• **WORK REQUIRED**
Can you copy out, word for word, the stretch of material from the line containing "y-tick-label: 0 [266, 292, 271, 300]" through the line containing "legend-label: Series 2 [430, 316, 460, 326]", both of those lines included?

• **EXERCISE MATERIAL**
## START

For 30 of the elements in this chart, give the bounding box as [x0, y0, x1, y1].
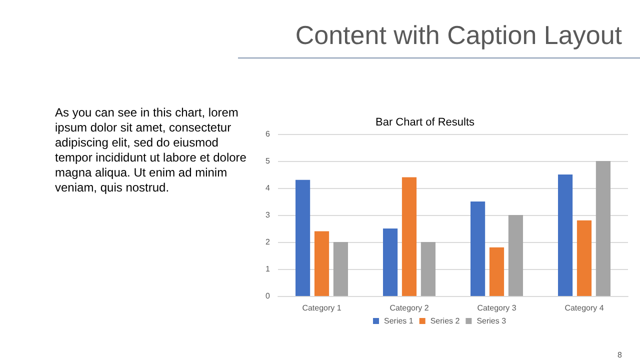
y-tick-label: 0 [266, 292, 271, 300]
bar [489, 247, 504, 296]
y-tick-label: 6 [266, 130, 271, 138]
bar [576, 220, 592, 296]
bar [402, 177, 417, 296]
bar [296, 180, 310, 296]
y-tick-label: 3 [266, 210, 271, 220]
legend-label: Series 3 [476, 316, 507, 326]
x-tick-label: Category 4 [564, 304, 604, 312]
bar [383, 228, 398, 296]
bar [596, 161, 610, 296]
x-tick-label: Category 1 [302, 304, 342, 312]
legend-label: Series 2 [430, 316, 460, 326]
x-tick-label: Category 3 [477, 304, 517, 312]
bar [420, 242, 436, 296]
bar [508, 215, 523, 296]
y-tick-label: 1 [266, 264, 271, 274]
y-tick-label: 5 [266, 156, 271, 166]
text: Content with Caption Layout [295, 20, 623, 50]
x-tick-label: Category 2 [390, 304, 430, 312]
bar [558, 174, 573, 296]
legend-label: Series 1 [384, 316, 414, 326]
bar [314, 231, 330, 296]
text: 8 [618, 350, 623, 360]
bar [333, 242, 348, 296]
chart-title: Bar Chart of Results [375, 116, 476, 128]
bar [470, 202, 486, 296]
y-tick-label: 4 [266, 184, 271, 192]
y-tick-label: 2 [266, 238, 271, 246]
text: As you can see in this chart, lorem ipsum dolor sit amet, consectetur adipiscing elit, sed do eiusmod tempor incididunt ut labore et dolore magna aliqua. Ut enim ad minim veniam, quis nostrud. [55, 106, 250, 194]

## END

• **SOLUTION FOR THIS PROBLEM**
y-tick-label: 0 [266, 292, 271, 300]
bar [489, 247, 504, 296]
y-tick-label: 6 [266, 130, 271, 138]
bar [576, 220, 592, 296]
bar [402, 177, 417, 296]
bar [296, 180, 310, 296]
y-tick-label: 3 [266, 210, 271, 220]
legend-label: Series 3 [476, 316, 507, 326]
x-tick-label: Category 4 [564, 304, 604, 312]
bar [383, 228, 398, 296]
bar [596, 161, 610, 296]
x-tick-label: Category 1 [302, 304, 342, 312]
legend-label: Series 2 [430, 316, 460, 326]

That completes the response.